WHAT YOU HAVE TO DO — State the number of lines that contain the word "this", and add nothing else.

+++ SUPPLIED RECORDS +++

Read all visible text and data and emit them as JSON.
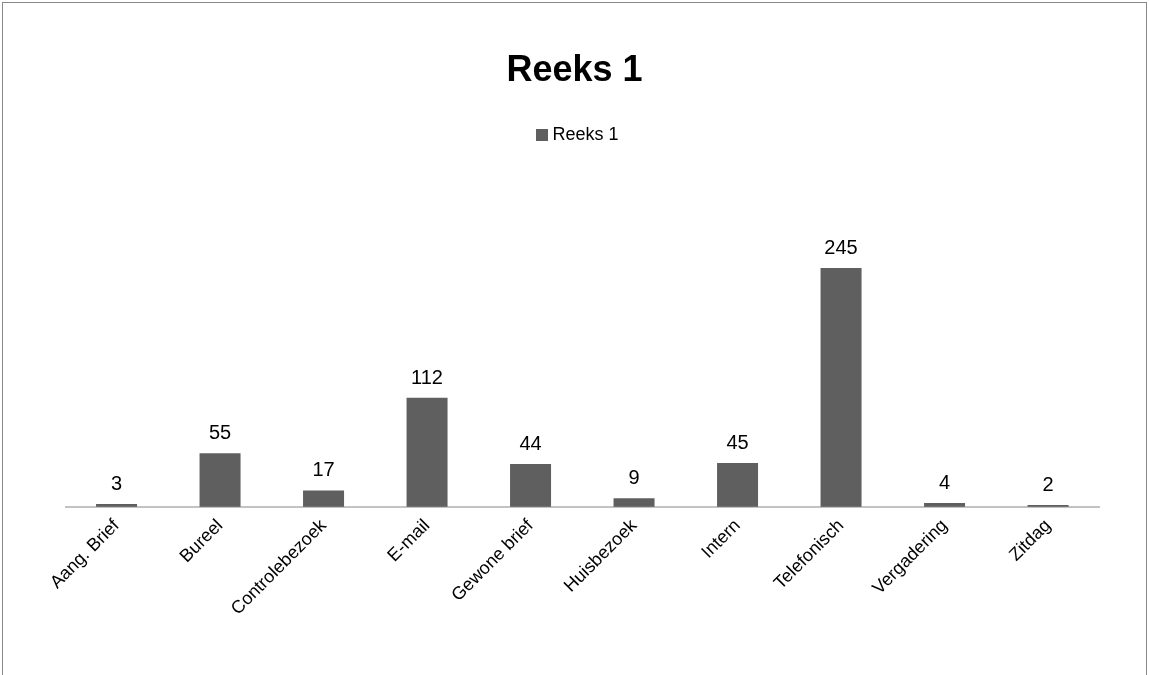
{
  "chart_data": {
    "type": "bar",
    "title": "Reeks 1",
    "categories": [
      "Aang. Brief",
      "Bureel",
      "Controlebezoek",
      "E-mail",
      "Gewone brief",
      "Huisbezoek",
      "Intern",
      "Telefonisch",
      "Vergadering",
      "Zitdag"
    ],
    "series": [
      {
        "name": "Reeks 1",
        "color": "#5f5f5f",
        "values": [
          3,
          55,
          17,
          112,
          44,
          9,
          45,
          245,
          4,
          2
        ]
      }
    ],
    "data_labels": true,
    "legend": "top",
    "grid": false
  }
}
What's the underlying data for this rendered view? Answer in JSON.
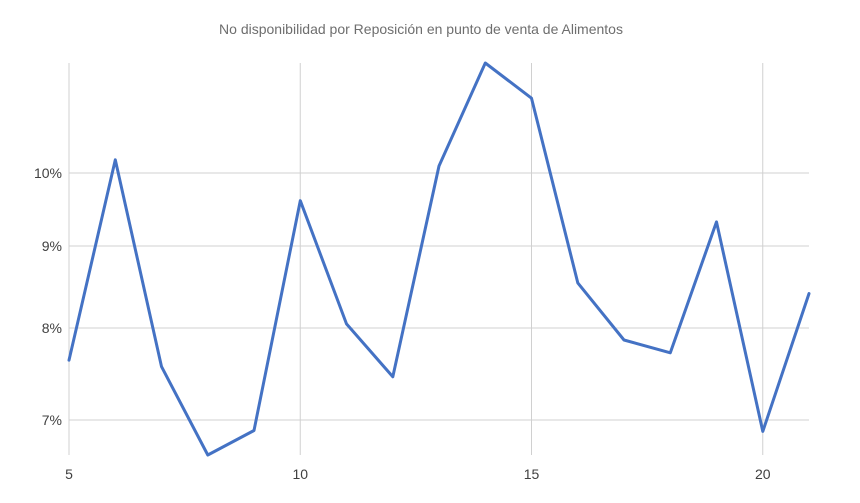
{
  "chart_data": {
    "type": "line",
    "title": "No disponibilidad por Reposición en punto de venta de Alimentos",
    "xlabel": "",
    "ylabel": "",
    "x": [
      5,
      6,
      7,
      8,
      9,
      10,
      11,
      12,
      13,
      14,
      15,
      16,
      17,
      18,
      19,
      20,
      21
    ],
    "series": [
      {
        "name": "",
        "color": "#4472c4",
        "values": [
          7.65,
          10.15,
          7.58,
          6.6,
          6.88,
          9.62,
          8.05,
          7.47,
          10.08,
          11.25,
          10.85,
          8.55,
          7.87,
          7.73,
          9.33,
          6.87,
          8.42
        ]
      }
    ],
    "x_ticks": [
      5,
      10,
      15,
      20
    ],
    "y_ticks": [
      {
        "value": 7.0,
        "label": "7%"
      },
      {
        "value": 8.0,
        "label": "8%"
      },
      {
        "value": 9.0,
        "label": "9%"
      },
      {
        "value": 10.0,
        "label": "10%"
      }
    ],
    "xlim": [
      5,
      21
    ],
    "ylim": [
      6.6,
      11.25
    ],
    "grid": true
  }
}
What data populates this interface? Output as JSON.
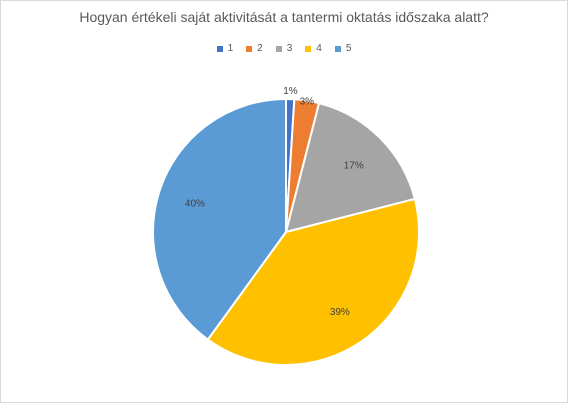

+++

TASK SOLUTION — 2